Short task >> Copy every line with the string "edustajansa" in it.

Exercise inputs >>
## Start

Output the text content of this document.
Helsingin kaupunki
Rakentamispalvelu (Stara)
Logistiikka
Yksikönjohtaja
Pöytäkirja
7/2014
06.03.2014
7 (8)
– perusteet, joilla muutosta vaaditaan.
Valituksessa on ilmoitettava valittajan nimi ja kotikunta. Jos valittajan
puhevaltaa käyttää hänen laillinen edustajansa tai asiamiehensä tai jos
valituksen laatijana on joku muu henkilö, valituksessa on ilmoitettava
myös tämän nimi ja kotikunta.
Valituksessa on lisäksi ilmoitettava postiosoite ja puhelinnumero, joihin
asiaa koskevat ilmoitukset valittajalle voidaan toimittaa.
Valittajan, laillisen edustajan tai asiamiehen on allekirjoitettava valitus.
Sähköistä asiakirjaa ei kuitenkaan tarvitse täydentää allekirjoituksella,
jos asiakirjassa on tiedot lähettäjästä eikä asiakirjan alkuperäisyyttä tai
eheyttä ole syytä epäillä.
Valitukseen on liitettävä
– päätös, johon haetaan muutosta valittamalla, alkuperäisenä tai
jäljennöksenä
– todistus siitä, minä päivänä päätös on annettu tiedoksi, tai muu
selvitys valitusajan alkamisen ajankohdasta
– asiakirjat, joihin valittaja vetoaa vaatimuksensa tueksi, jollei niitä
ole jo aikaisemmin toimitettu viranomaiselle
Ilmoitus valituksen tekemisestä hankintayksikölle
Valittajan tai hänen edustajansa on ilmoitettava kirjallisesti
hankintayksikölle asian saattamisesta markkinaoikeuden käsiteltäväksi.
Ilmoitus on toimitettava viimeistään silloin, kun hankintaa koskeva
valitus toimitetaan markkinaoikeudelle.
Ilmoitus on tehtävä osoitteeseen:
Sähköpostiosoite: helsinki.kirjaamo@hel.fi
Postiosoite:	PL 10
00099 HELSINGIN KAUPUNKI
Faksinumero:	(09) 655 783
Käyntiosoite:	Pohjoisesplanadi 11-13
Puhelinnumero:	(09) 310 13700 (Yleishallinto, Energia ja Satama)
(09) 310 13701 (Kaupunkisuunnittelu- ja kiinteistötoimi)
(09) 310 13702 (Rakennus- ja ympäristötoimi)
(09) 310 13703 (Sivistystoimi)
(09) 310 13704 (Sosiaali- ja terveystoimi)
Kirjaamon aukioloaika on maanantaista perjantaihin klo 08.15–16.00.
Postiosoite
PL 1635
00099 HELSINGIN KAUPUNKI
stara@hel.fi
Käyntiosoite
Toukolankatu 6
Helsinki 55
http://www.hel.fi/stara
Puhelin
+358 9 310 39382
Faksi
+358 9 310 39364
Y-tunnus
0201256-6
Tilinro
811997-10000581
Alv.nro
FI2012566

## End

Answer to this task >>
puhevaltaa käyttää hänen laillinen edustajansa tai asiamiehensä tai jos
Valittajan tai hänen edustajansa on ilmoitettava kirjallisesti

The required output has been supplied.